→ **Task inputs**:
╔══

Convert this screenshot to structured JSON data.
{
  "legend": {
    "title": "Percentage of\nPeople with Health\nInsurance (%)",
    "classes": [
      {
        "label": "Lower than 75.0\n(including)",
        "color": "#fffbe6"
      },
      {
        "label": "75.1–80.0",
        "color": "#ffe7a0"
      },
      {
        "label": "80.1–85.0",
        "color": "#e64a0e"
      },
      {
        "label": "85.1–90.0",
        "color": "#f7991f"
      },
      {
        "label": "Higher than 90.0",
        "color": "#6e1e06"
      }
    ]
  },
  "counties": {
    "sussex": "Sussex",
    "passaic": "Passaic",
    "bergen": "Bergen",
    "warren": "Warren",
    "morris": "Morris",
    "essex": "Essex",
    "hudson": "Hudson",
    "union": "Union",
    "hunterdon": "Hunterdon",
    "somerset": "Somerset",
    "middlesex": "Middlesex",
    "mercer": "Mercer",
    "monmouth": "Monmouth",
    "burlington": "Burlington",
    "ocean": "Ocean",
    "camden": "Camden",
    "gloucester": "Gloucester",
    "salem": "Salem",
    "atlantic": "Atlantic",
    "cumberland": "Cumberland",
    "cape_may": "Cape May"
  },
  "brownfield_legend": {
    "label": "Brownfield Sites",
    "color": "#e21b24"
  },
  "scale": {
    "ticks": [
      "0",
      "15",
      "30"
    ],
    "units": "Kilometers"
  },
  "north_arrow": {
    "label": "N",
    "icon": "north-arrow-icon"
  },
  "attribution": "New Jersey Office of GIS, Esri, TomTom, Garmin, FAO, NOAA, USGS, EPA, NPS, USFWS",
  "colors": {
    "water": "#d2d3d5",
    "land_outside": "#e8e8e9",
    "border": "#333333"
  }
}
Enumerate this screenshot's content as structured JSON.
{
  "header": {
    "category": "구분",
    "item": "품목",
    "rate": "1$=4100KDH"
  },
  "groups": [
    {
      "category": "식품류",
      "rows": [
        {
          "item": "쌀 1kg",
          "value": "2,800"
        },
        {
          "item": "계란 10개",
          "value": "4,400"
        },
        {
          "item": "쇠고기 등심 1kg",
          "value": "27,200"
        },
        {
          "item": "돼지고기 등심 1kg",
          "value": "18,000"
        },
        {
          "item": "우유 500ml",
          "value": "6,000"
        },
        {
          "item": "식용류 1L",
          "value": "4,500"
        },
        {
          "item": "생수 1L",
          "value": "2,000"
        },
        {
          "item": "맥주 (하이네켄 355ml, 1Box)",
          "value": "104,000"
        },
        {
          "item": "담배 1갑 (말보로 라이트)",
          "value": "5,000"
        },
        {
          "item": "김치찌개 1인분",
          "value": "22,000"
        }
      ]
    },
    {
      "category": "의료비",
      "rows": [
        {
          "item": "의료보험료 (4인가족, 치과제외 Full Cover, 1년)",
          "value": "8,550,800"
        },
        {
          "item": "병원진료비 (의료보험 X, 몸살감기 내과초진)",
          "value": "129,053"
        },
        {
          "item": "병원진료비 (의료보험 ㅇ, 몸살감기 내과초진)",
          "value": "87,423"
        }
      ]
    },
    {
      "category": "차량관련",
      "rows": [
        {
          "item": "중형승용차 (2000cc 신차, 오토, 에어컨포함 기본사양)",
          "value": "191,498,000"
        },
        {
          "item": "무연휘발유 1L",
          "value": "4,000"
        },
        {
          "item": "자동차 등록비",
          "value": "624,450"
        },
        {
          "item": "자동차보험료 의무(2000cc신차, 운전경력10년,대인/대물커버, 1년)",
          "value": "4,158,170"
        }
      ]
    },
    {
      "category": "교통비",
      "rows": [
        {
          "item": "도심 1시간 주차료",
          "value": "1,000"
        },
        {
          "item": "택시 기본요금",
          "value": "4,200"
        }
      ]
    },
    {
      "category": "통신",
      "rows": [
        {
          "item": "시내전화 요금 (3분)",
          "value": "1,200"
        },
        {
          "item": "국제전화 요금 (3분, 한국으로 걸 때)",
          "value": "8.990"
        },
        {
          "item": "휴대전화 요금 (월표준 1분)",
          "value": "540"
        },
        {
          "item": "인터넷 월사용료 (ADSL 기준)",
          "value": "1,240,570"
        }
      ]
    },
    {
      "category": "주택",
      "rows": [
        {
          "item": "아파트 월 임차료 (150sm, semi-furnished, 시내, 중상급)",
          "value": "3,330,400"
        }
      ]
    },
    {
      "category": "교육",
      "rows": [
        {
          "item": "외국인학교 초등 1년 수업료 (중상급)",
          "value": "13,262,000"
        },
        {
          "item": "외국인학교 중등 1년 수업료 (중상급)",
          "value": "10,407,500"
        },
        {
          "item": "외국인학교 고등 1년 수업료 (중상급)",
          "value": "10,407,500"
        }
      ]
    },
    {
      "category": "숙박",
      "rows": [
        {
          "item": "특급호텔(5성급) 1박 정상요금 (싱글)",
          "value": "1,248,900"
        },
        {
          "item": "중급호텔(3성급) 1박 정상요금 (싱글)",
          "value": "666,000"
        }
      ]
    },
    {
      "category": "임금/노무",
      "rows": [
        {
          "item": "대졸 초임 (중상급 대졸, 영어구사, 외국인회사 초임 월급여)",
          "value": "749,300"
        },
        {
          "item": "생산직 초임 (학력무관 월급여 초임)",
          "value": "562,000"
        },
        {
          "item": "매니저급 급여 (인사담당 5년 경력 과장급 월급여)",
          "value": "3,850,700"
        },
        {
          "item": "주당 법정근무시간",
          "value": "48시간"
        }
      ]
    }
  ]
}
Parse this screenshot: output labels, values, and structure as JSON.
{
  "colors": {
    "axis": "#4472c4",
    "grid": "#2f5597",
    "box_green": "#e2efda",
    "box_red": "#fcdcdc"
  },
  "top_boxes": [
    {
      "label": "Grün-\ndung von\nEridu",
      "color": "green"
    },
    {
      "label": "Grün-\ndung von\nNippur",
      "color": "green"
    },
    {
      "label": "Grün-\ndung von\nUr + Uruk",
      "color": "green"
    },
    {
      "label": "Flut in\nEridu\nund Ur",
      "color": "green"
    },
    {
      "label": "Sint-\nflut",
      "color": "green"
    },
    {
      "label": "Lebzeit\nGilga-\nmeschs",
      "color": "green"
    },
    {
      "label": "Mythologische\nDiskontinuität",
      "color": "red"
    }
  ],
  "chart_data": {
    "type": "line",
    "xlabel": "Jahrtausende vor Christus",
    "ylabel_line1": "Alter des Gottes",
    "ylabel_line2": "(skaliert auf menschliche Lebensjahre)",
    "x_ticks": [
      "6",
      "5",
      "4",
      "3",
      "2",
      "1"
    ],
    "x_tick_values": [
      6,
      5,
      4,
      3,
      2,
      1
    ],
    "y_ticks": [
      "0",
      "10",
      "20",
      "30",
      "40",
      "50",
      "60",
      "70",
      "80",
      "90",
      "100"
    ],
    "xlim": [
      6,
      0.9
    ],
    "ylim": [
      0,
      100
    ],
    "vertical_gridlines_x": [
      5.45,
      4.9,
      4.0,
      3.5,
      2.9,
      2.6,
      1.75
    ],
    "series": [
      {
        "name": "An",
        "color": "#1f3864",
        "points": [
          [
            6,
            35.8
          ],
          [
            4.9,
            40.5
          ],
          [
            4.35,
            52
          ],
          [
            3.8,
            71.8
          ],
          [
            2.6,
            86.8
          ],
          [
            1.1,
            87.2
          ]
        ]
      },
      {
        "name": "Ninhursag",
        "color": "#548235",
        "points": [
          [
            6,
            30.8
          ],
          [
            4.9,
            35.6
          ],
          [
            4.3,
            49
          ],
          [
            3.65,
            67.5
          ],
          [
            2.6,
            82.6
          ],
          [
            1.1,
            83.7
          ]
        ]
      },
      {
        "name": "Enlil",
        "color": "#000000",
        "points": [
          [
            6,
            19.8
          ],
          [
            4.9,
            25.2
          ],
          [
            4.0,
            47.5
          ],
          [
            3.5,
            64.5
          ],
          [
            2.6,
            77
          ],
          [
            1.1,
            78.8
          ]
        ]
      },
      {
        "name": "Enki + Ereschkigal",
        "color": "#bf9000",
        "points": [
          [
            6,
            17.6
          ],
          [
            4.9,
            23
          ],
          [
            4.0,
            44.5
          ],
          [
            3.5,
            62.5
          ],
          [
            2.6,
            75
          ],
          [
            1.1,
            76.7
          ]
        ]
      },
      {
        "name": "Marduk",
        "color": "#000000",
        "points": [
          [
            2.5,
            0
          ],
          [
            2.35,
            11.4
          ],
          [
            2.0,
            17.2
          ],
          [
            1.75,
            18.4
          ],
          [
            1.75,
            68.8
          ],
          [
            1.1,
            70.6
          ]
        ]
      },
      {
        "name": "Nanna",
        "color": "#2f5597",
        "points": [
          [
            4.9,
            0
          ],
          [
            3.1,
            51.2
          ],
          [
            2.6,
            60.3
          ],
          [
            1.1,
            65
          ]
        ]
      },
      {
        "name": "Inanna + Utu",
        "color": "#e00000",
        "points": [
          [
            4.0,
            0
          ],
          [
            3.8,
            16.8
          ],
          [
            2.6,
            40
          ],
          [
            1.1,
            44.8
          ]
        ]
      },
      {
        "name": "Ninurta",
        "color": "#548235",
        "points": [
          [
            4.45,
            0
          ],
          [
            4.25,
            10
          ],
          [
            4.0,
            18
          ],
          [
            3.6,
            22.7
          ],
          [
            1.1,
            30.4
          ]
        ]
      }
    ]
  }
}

╚══

→ **Problem to solve**:
Using the records given above, list every line that includes the word "JSON".

→ **Expected answer**:
Convert this screenshot to structured JSON data.
Enumerate this screenshot's content as structured JSON.
Parse this screenshot: output labels, values, and structure as JSON.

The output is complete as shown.